__Exercise requirements__:
Return the listing below exactly, with the pictures dropped.

__Data for this exercise__:

_ _ _ _ _ _ _

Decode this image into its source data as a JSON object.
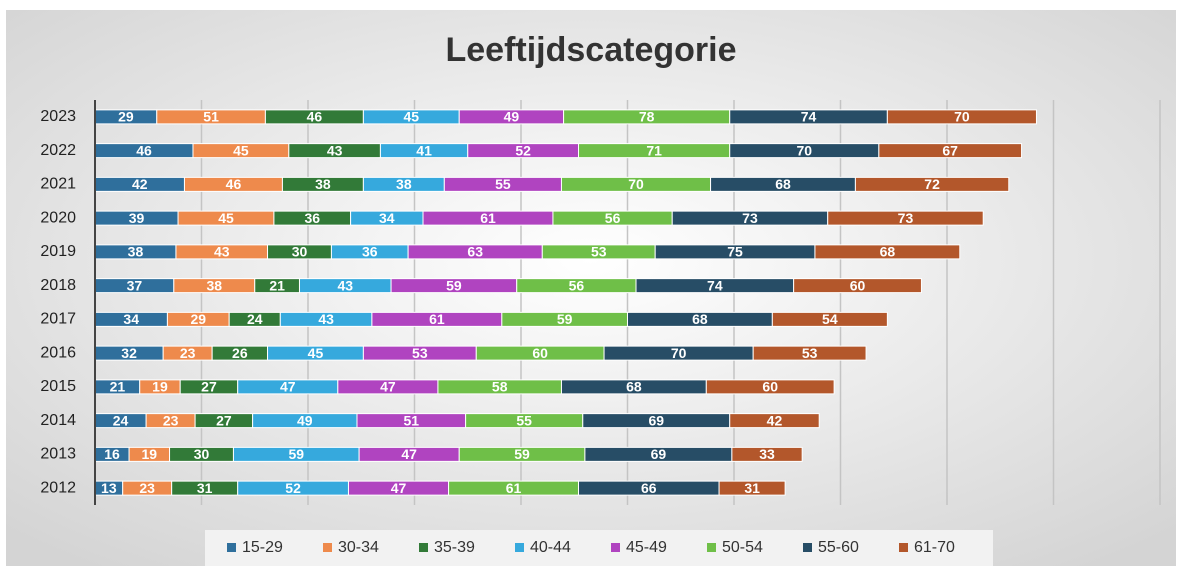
{
  "chart_data": {
    "type": "stacked-bar-horizontal",
    "title": "Leeftijdscategorie",
    "categories": [
      "2023",
      "2022",
      "2021",
      "2020",
      "2019",
      "2018",
      "2017",
      "2016",
      "2015",
      "2014",
      "2013",
      "2012"
    ],
    "series": [
      {
        "name": "15-29",
        "color": "#2f6f9c",
        "values": [
          29,
          46,
          42,
          39,
          38,
          37,
          34,
          32,
          21,
          24,
          16,
          13
        ]
      },
      {
        "name": "30-34",
        "color": "#ee8a4c",
        "values": [
          51,
          45,
          46,
          45,
          43,
          38,
          29,
          23,
          19,
          23,
          19,
          23
        ]
      },
      {
        "name": "35-39",
        "color": "#327a38",
        "values": [
          46,
          43,
          38,
          36,
          30,
          21,
          24,
          26,
          27,
          27,
          30,
          31
        ]
      },
      {
        "name": "40-44",
        "color": "#36a9dd",
        "values": [
          45,
          41,
          38,
          34,
          36,
          43,
          43,
          45,
          47,
          49,
          59,
          52
        ]
      },
      {
        "name": "45-49",
        "color": "#b044c0",
        "values": [
          49,
          52,
          55,
          61,
          63,
          59,
          61,
          53,
          47,
          51,
          47,
          47
        ]
      },
      {
        "name": "50-54",
        "color": "#6fbf48",
        "values": [
          78,
          71,
          70,
          56,
          53,
          56,
          59,
          60,
          58,
          55,
          59,
          61
        ]
      },
      {
        "name": "55-60",
        "color": "#274d66",
        "values": [
          74,
          70,
          68,
          73,
          75,
          74,
          68,
          70,
          68,
          69,
          69,
          66
        ]
      },
      {
        "name": "61-70",
        "color": "#b3572b",
        "values": [
          70,
          67,
          72,
          73,
          68,
          60,
          54,
          53,
          60,
          42,
          33,
          31
        ]
      }
    ],
    "xlim": [
      0,
      500
    ],
    "xticks": [
      0,
      50,
      100,
      150,
      200,
      250,
      300,
      350,
      400,
      450,
      500
    ],
    "grid": true,
    "legend": "bottom"
  }
}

_ _ _ _ _ _ _

__Result__:
Decode this image into its source data as a JSON object.
{
  "chart_data": {
    "type": "stacked-bar-horizontal",
    "title": "Leeftijdscategorie",
    "categories": [
      "2023",
      "2022",
      "2021",
      "2020",
      "2019",
      "2018",
      "2017",
      "2016",
      "2015",
      "2014",
      "2013",
      "2012"
    ],
    "series": [
      {
        "name": "15-29",
        "color": "#2f6f9c",
        "values": [
          29,
          46,
          42,
          39,
          38,
          37,
          34,
          32,
          21,
          24,
          16,
          13
        ]
      },
      {
        "name": "30-34",
        "color": "#ee8a4c",
        "values": [
          51,
          45,
          46,
          45,
          43,
          38,
          29,
          23,
          19,
          23,
          19,
          23
        ]
      },
      {
        "name": "35-39",
        "color": "#327a38",
        "values": [
          46,
          43,
          38,
          36,
          30,
          21,
          24,
          26,
          27,
          27,
          30,
          31
        ]
      },
      {
        "name": "40-44",
        "color": "#36a9dd",
        "values": [
          45,
          41,
          38,
          34,
          36,
          43,
          43,
          45,
          47,
          49,
          59,
          52
        ]
      },
      {
        "name": "45-49",
        "color": "#b044c0",
        "values": [
          49,
          52,
          55,
          61,
          63,
          59,
          61,
          53,
          47,
          51,
          47,
          47
        ]
      },
      {
        "name": "50-54",
        "color": "#6fbf48",
        "values": [
          78,
          71,
          70,
          56,
          53,
          56,
          59,
          60,
          58,
          55,
          59,
          61
        ]
      },
      {
        "name": "55-60",
        "color": "#274d66",
        "values": [
          74,
          70,
          68,
          73,
          75,
          74,
          68,
          70,
          68,
          69,
          69,
          66
        ]
      },
      {
        "name": "61-70",
        "color": "#b3572b",
        "values": [
          70,
          67,
          72,
          73,
          68,
          60,
          54,
          53,
          60,
          42,
          33,
          31
        ]
      }
    ],
    "xlim": [
      0,
      500
    ],
    "xticks": [
      0,
      50,
      100,
      150,
      200,
      250,
      300,
      350,
      400,
      450,
      500
    ],
    "grid": true,
    "legend": "bottom"
  }
}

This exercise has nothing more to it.